§ EXERCISE:
Among the lines below, count those with "PASO". Give only the number.

[Extracted records]
##########

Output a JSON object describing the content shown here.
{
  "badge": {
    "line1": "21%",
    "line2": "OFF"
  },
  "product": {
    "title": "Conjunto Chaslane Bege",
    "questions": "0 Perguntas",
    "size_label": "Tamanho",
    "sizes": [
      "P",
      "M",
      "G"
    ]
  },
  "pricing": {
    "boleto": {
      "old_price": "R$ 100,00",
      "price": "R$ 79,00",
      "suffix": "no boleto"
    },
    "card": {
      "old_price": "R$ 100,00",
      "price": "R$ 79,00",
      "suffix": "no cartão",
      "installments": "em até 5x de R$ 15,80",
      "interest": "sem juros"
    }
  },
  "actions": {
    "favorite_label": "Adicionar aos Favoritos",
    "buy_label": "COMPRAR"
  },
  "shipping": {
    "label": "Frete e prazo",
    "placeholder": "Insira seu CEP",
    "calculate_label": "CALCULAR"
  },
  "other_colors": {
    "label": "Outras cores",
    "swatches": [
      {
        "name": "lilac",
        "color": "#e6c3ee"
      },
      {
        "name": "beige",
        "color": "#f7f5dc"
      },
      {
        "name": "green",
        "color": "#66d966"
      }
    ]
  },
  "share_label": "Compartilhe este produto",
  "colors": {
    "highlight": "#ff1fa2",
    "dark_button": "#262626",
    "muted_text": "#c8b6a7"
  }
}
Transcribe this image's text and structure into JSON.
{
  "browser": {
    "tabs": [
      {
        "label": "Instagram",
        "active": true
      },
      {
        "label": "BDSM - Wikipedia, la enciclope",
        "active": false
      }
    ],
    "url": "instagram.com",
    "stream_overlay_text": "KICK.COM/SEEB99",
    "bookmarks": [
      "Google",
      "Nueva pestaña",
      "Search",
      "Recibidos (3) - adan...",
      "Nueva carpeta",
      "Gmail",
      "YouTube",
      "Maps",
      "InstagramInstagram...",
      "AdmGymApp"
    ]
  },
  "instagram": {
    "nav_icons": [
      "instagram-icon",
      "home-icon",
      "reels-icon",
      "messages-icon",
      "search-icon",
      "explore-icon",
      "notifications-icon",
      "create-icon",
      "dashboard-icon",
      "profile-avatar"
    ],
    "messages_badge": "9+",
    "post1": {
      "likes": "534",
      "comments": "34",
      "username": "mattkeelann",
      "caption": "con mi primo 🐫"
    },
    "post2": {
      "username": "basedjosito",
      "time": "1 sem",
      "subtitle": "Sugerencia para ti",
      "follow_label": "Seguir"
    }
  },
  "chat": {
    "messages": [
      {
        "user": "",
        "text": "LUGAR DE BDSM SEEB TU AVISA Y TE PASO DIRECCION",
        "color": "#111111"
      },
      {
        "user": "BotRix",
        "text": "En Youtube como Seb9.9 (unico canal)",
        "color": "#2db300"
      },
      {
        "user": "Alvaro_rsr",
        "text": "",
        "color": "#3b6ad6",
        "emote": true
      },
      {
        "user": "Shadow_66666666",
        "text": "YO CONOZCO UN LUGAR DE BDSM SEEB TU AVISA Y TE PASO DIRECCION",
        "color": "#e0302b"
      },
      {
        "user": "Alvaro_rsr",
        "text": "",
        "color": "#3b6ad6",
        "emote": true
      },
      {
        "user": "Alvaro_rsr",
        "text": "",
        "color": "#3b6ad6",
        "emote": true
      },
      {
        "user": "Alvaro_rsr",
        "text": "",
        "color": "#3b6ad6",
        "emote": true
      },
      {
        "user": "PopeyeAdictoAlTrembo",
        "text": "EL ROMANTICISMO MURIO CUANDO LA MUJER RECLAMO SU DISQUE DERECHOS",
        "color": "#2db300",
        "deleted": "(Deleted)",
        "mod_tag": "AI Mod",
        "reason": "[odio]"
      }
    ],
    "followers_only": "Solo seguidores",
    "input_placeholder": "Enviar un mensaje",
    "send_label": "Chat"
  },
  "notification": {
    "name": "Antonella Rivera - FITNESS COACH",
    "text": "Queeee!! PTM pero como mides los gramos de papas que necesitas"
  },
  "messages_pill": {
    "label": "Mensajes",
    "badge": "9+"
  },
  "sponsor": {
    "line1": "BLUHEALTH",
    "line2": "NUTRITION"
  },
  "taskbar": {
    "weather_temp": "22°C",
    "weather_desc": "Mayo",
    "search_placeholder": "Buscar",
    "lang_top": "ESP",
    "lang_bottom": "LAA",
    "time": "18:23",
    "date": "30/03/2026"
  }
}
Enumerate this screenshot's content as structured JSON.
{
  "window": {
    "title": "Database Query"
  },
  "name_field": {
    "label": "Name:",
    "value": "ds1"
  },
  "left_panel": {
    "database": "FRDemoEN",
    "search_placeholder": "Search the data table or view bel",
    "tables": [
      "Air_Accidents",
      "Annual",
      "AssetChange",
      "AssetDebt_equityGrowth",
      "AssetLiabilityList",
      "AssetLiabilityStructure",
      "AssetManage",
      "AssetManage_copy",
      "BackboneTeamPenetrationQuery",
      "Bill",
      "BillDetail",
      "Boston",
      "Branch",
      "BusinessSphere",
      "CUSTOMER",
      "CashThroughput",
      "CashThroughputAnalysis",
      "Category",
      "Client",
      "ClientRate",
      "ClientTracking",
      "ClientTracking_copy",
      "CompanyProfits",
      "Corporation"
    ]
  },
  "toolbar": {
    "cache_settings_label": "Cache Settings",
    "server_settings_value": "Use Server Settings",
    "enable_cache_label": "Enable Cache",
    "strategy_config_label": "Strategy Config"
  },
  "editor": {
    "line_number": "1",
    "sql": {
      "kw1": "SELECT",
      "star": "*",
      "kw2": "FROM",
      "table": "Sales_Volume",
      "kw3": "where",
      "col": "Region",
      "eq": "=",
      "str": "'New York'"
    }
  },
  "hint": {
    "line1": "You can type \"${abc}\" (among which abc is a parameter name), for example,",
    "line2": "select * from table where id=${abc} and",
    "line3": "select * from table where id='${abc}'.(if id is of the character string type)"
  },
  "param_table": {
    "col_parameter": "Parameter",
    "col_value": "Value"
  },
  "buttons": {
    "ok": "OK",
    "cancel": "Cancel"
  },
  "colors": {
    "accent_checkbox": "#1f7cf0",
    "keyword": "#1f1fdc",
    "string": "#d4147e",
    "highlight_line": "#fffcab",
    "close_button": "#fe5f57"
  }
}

##########

§ TASK ANSWER:
2